▸ **Recorded data**:
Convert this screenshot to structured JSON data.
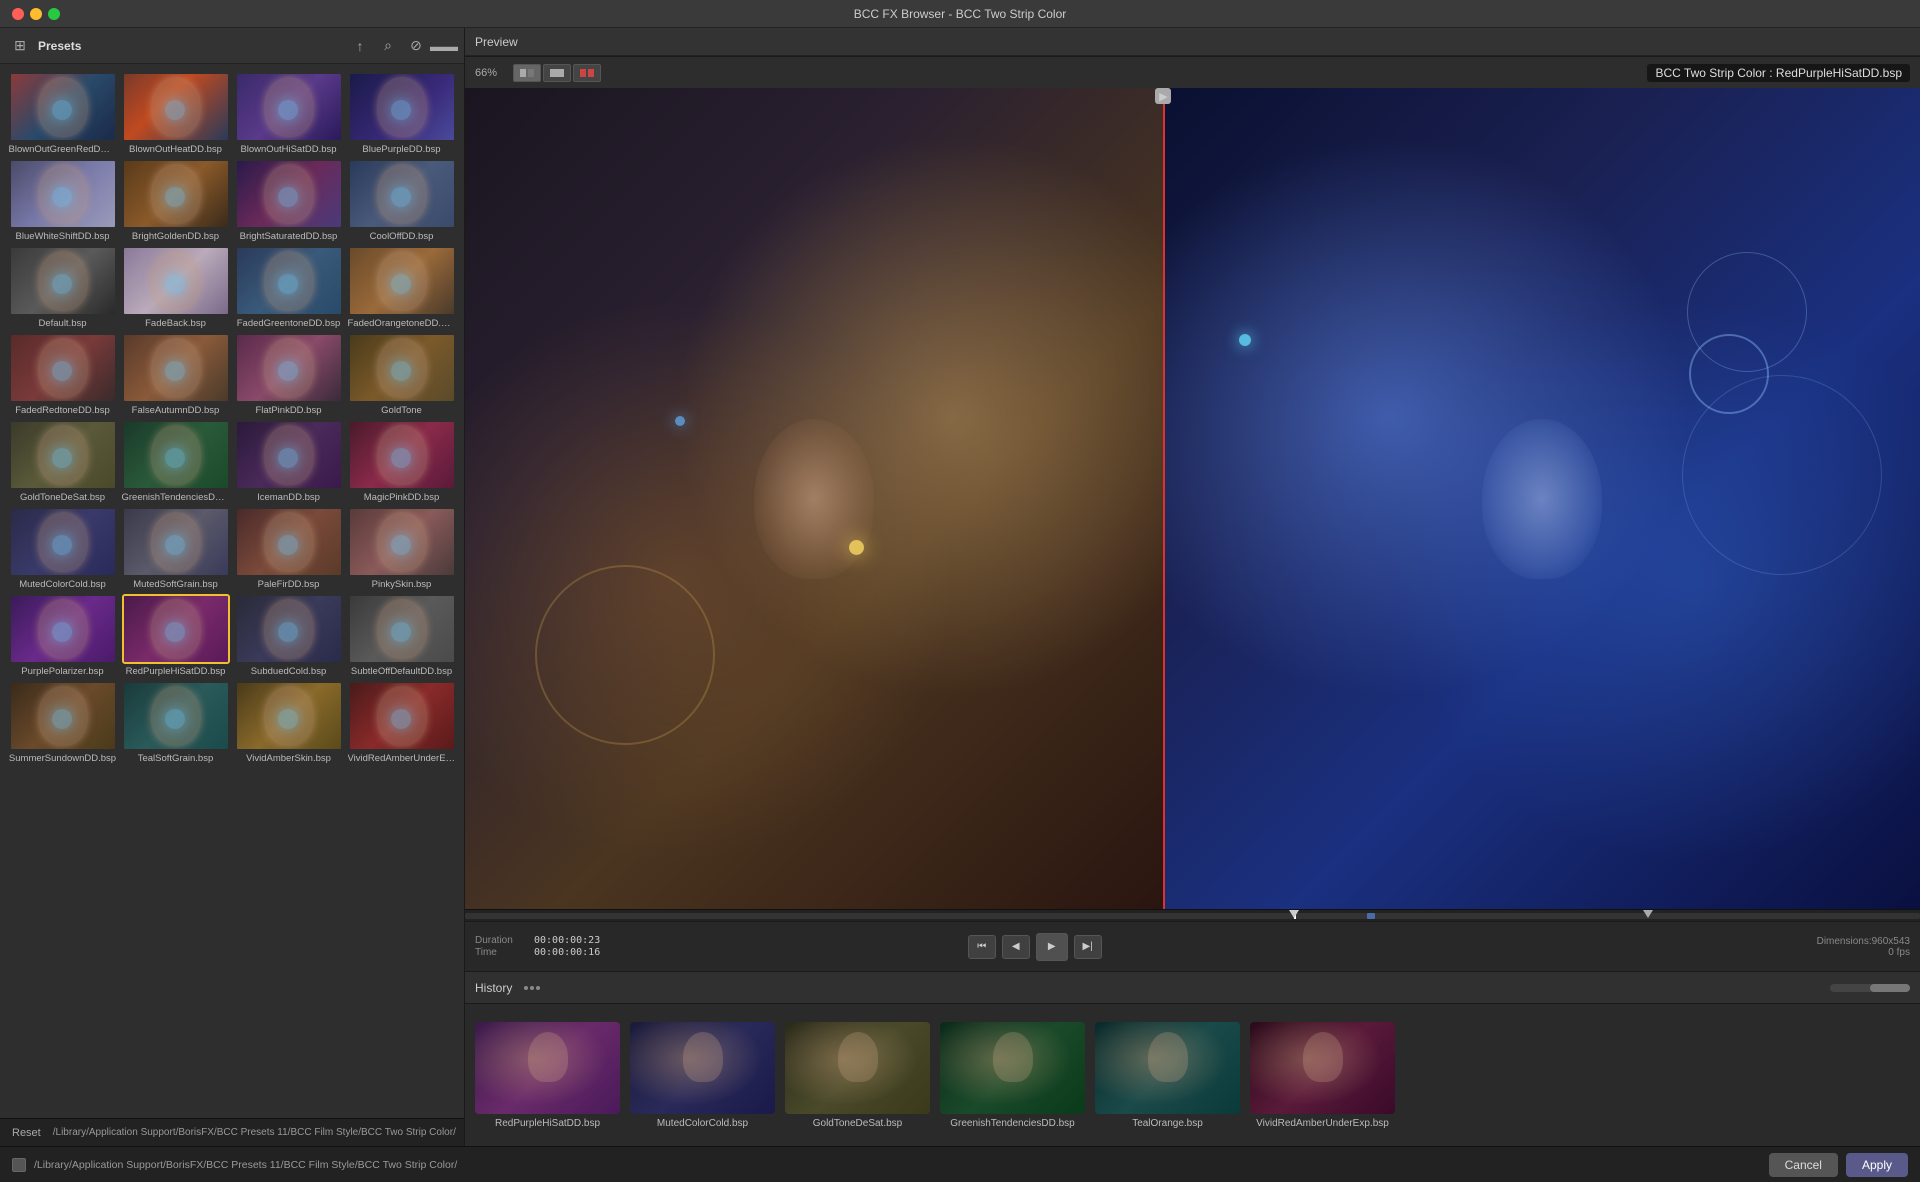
{
  "window": {
    "title": "BCC FX Browser - BCC Two Strip Color"
  },
  "left_panel": {
    "header": {
      "label": "Presets"
    },
    "presets": [
      {
        "name": "BlownOutGreenRedDD.bsp",
        "thumb_class": "thumb-blownoutgreen"
      },
      {
        "name": "BlownOutHeatDD.bsp",
        "thumb_class": "thumb-blownoutheat"
      },
      {
        "name": "BlownOutHiSatDD.bsp",
        "thumb_class": "thumb-blownouthi"
      },
      {
        "name": "BluePurpleDD.bsp",
        "thumb_class": "thumb-bluepurple"
      },
      {
        "name": "BlueWhiteShiftDD.bsp",
        "thumb_class": "thumb-bluewhite"
      },
      {
        "name": "BrightGoldenDD.bsp",
        "thumb_class": "thumb-brightgolden"
      },
      {
        "name": "BrightSaturatedDD.bsp",
        "thumb_class": "thumb-brightsaturated"
      },
      {
        "name": "CoolOffDD.bsp",
        "thumb_class": "thumb-cooloff"
      },
      {
        "name": "Default.bsp",
        "thumb_class": "thumb-default"
      },
      {
        "name": "FadeBack.bsp",
        "thumb_class": "thumb-fadeback"
      },
      {
        "name": "FadedGreentoneDD.bsp",
        "thumb_class": "thumb-fadedgreen"
      },
      {
        "name": "FadedOrangetoneDD.bsp",
        "thumb_class": "thumb-fadedorange"
      },
      {
        "name": "FadedRedtoneDD.bsp",
        "thumb_class": "thumb-fadedred"
      },
      {
        "name": "FalseAutumnDD.bsp",
        "thumb_class": "thumb-falseautumn"
      },
      {
        "name": "FlatPinkDD.bsp",
        "thumb_class": "thumb-flatpink"
      },
      {
        "name": "GoldTone",
        "thumb_class": "thumb-goldtone"
      },
      {
        "name": "GoldToneDeSat.bsp",
        "thumb_class": "thumb-goldtonedesat"
      },
      {
        "name": "GreenishTendenciesDD.bsp",
        "thumb_class": "thumb-greenish"
      },
      {
        "name": "IcemanDD.bsp",
        "thumb_class": "thumb-iceman"
      },
      {
        "name": "MagicPinkDD.bsp",
        "thumb_class": "thumb-magicpink"
      },
      {
        "name": "MutedColorCold.bsp",
        "thumb_class": "thumb-mutedcolorcold"
      },
      {
        "name": "MutedSoftGrain.bsp",
        "thumb_class": "thumb-mutedsoftgrain"
      },
      {
        "name": "PaleFirDD.bsp",
        "thumb_class": "thumb-palefire"
      },
      {
        "name": "PinkySkin.bsp",
        "thumb_class": "thumb-pinkyskin"
      },
      {
        "name": "PurplePolarizer.bsp",
        "thumb_class": "thumb-purplepolarizer"
      },
      {
        "name": "RedPurpleHiSatDD.bsp",
        "thumb_class": "thumb-redpurple",
        "selected": true
      },
      {
        "name": "SubduedCold.bsp",
        "thumb_class": "thumb-subduedcold"
      },
      {
        "name": "SubtleOffDefaultDD.bsp",
        "thumb_class": "thumb-subtleoff"
      },
      {
        "name": "SummerSundownDD.bsp",
        "thumb_class": "thumb-summersundown"
      },
      {
        "name": "TealSoftGrain.bsp",
        "thumb_class": "thumb-tealsoft"
      },
      {
        "name": "VividAmberSkin.bsp",
        "thumb_class": "thumb-vividamber"
      },
      {
        "name": "VividRedAmberUnderExp.bsp",
        "thumb_class": "thumb-vividred"
      }
    ],
    "path": "/Library/Application Support/BorisFX/BCC Presets 11/BCC Film Style/BCC Two Strip Color/",
    "reset_label": "Reset"
  },
  "right_panel": {
    "preview": {
      "label": "Preview",
      "zoom": "66%",
      "title": "BCC Two Strip Color : RedPurpleHiSatDD.bsp"
    },
    "timeline": {
      "duration_label": "Duration",
      "time_label": "Time",
      "duration_val": "00:00:00:23",
      "time_val": "00:00:00:16",
      "dimensions": "Dimensions:960x543",
      "fps": "0 fps"
    },
    "history": {
      "label": "History",
      "items": [
        {
          "name": "RedPurpleHiSatDD.bsp",
          "thumb_class": "h-thumb-redpurple"
        },
        {
          "name": "MutedColorCold.bsp",
          "thumb_class": "h-thumb-mutedcold"
        },
        {
          "name": "GoldToneDeSat.bsp",
          "thumb_class": "h-thumb-goldtone"
        },
        {
          "name": "GreenishTendenciesDD.bsp",
          "thumb_class": "h-thumb-greenish"
        },
        {
          "name": "TealOrange.bsp",
          "thumb_class": "h-thumb-teal"
        },
        {
          "name": "VividRedAmberUnderExp.bsp",
          "thumb_class": "h-thumb-vividred"
        }
      ]
    }
  },
  "bottom_bar": {
    "cancel_label": "Cancel",
    "apply_label": "Apply"
  }
}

▸ **Request**: Do not include images; quote all of the entries above exactly.

▸ **Solution to this exercise**:
Convert this screenshot to structured JSON data.
{
  "window": {
    "title": "BCC FX Browser - BCC Two Strip Color"
  },
  "left_panel": {
    "header": {
      "label": "Presets"
    },
    "presets": [
      {
        "name": "BlownOutGreenRedDD.bsp",
        "thumb_class": "thumb-blownoutgreen"
      },
      {
        "name": "BlownOutHeatDD.bsp",
        "thumb_class": "thumb-blownoutheat"
      },
      {
        "name": "BlownOutHiSatDD.bsp",
        "thumb_class": "thumb-blownouthi"
      },
      {
        "name": "BluePurpleDD.bsp",
        "thumb_class": "thumb-bluepurple"
      },
      {
        "name": "BlueWhiteShiftDD.bsp",
        "thumb_class": "thumb-bluewhite"
      },
      {
        "name": "BrightGoldenDD.bsp",
        "thumb_class": "thumb-brightgolden"
      },
      {
        "name": "BrightSaturatedDD.bsp",
        "thumb_class": "thumb-brightsaturated"
      },
      {
        "name": "CoolOffDD.bsp",
        "thumb_class": "thumb-cooloff"
      },
      {
        "name": "Default.bsp",
        "thumb_class": "thumb-default"
      },
      {
        "name": "FadeBack.bsp",
        "thumb_class": "thumb-fadeback"
      },
      {
        "name": "FadedGreentoneDD.bsp",
        "thumb_class": "thumb-fadedgreen"
      },
      {
        "name": "FadedOrangetoneDD.bsp",
        "thumb_class": "thumb-fadedorange"
      },
      {
        "name": "FadedRedtoneDD.bsp",
        "thumb_class": "thumb-fadedred"
      },
      {
        "name": "FalseAutumnDD.bsp",
        "thumb_class": "thumb-falseautumn"
      },
      {
        "name": "FlatPinkDD.bsp",
        "thumb_class": "thumb-flatpink"
      },
      {
        "name": "GoldTone",
        "thumb_class": "thumb-goldtone"
      },
      {
        "name": "GoldToneDeSat.bsp",
        "thumb_class": "thumb-goldtonedesat"
      },
      {
        "name": "GreenishTendenciesDD.bsp",
        "thumb_class": "thumb-greenish"
      },
      {
        "name": "IcemanDD.bsp",
        "thumb_class": "thumb-iceman"
      },
      {
        "name": "MagicPinkDD.bsp",
        "thumb_class": "thumb-magicpink"
      },
      {
        "name": "MutedColorCold.bsp",
        "thumb_class": "thumb-mutedcolorcold"
      },
      {
        "name": "MutedSoftGrain.bsp",
        "thumb_class": "thumb-mutedsoftgrain"
      },
      {
        "name": "PaleFirDD.bsp",
        "thumb_class": "thumb-palefire"
      },
      {
        "name": "PinkySkin.bsp",
        "thumb_class": "thumb-pinkyskin"
      },
      {
        "name": "PurplePolarizer.bsp",
        "thumb_class": "thumb-purplepolarizer"
      },
      {
        "name": "RedPurpleHiSatDD.bsp",
        "thumb_class": "thumb-redpurple",
        "selected": true
      },
      {
        "name": "SubduedCold.bsp",
        "thumb_class": "thumb-subduedcold"
      },
      {
        "name": "SubtleOffDefaultDD.bsp",
        "thumb_class": "thumb-subtleoff"
      },
      {
        "name": "SummerSundownDD.bsp",
        "thumb_class": "thumb-summersundown"
      },
      {
        "name": "TealSoftGrain.bsp",
        "thumb_class": "thumb-tealsoft"
      },
      {
        "name": "VividAmberSkin.bsp",
        "thumb_class": "thumb-vividamber"
      },
      {
        "name": "VividRedAmberUnderExp.bsp",
        "thumb_class": "thumb-vividred"
      }
    ],
    "path": "/Library/Application Support/BorisFX/BCC Presets 11/BCC Film Style/BCC Two Strip Color/",
    "reset_label": "Reset"
  },
  "right_panel": {
    "preview": {
      "label": "Preview",
      "zoom": "66%",
      "title": "BCC Two Strip Color : RedPurpleHiSatDD.bsp"
    },
    "timeline": {
      "duration_label": "Duration",
      "time_label": "Time",
      "duration_val": "00:00:00:23",
      "time_val": "00:00:00:16",
      "dimensions": "Dimensions:960x543",
      "fps": "0 fps"
    },
    "history": {
      "label": "History",
      "items": [
        {
          "name": "RedPurpleHiSatDD.bsp",
          "thumb_class": "h-thumb-redpurple"
        },
        {
          "name": "MutedColorCold.bsp",
          "thumb_class": "h-thumb-mutedcold"
        },
        {
          "name": "GoldToneDeSat.bsp",
          "thumb_class": "h-thumb-goldtone"
        },
        {
          "name": "GreenishTendenciesDD.bsp",
          "thumb_class": "h-thumb-greenish"
        },
        {
          "name": "TealOrange.bsp",
          "thumb_class": "h-thumb-teal"
        },
        {
          "name": "VividRedAmberUnderExp.bsp",
          "thumb_class": "h-thumb-vividred"
        }
      ]
    }
  },
  "bottom_bar": {
    "cancel_label": "Cancel",
    "apply_label": "Apply"
  }
}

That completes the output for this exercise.